--- BEGIN Information given ---

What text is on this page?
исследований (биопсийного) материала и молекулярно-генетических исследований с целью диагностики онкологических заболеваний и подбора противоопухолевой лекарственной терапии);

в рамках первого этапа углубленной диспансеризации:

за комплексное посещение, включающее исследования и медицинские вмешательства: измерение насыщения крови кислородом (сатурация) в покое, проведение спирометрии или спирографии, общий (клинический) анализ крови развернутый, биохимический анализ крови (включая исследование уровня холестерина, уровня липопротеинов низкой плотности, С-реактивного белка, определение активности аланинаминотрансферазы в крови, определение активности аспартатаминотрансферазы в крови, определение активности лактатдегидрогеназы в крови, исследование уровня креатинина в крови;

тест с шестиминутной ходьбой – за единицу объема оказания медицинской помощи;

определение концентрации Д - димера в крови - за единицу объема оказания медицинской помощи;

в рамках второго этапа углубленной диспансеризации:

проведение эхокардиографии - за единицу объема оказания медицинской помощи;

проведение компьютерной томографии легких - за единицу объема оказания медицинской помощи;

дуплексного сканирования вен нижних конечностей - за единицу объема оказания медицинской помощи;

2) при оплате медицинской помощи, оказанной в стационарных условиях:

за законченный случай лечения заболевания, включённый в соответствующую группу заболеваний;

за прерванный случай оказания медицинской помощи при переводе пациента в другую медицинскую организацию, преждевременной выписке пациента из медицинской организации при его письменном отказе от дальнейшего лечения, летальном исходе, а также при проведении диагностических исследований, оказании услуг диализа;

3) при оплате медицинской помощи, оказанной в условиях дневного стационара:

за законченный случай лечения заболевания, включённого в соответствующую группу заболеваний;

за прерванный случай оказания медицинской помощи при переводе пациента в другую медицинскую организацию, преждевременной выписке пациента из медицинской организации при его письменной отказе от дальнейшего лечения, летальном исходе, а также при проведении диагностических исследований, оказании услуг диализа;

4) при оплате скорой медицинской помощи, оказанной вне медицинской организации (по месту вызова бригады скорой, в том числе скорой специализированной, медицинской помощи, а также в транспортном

--- END Information given ---

Instructions for the task: Repeat every entry word for word.

Complete response:
What text is on this page?
исследований (биопсийного) материала и молекулярно-генетических исследований с целью диагностики онкологических заболеваний и подбора противоопухолевой лекарственной терапии);

в рамках первого этапа углубленной диспансеризации:

за комплексное посещение, включающее исследования и медицинские вмешательства: измерение насыщения крови кислородом (сатурация) в покое, проведение спирометрии или спирографии, общий (клинический) анализ крови развернутый, биохимический анализ крови (включая исследование уровня холестерина, уровня липопротеинов низкой плотности, С-реактивного белка, определение активности аланинаминотрансферазы в крови, определение активности аспартатаминотрансферазы в крови, определение активности лактатдегидрогеназы в крови, исследование уровня креатинина в крови;

тест с шестиминутной ходьбой – за единицу объема оказания медицинской помощи;

определение концентрации Д - димера в крови - за единицу объема оказания медицинской помощи;

в рамках второго этапа углубленной диспансеризации:

проведение эхокардиографии - за единицу объема оказания медицинской помощи;

проведение компьютерной томографии легких - за единицу объема оказания медицинской помощи;

дуплексного сканирования вен нижних конечностей - за единицу объема оказания медицинской помощи;

2) при оплате медицинской помощи, оказанной в стационарных условиях:

за законченный случай лечения заболевания, включённый в соответствующую группу заболеваний;

за прерванный случай оказания медицинской помощи при переводе пациента в другую медицинскую организацию, преждевременной выписке пациента из медицинской организации при его письменном отказе от дальнейшего лечения, летальном исходе, а также при проведении диагностических исследований, оказании услуг диализа;

3) при оплате медицинской помощи, оказанной в условиях дневного стационара:

за законченный случай лечения заболевания, включённого в соответствующую группу заболеваний;

за прерванный случай оказания медицинской помощи при переводе пациента в другую медицинскую организацию, преждевременной выписке пациента из медицинской организации при его письменной отказе от дальнейшего лечения, летальном исходе, а также при проведении диагностических исследований, оказании услуг диализа;

4) при оплате скорой медицинской помощи, оказанной вне медицинской организации (по месту вызова бригады скорой, в том числе скорой специализированной, медицинской помощи, а также в транспортном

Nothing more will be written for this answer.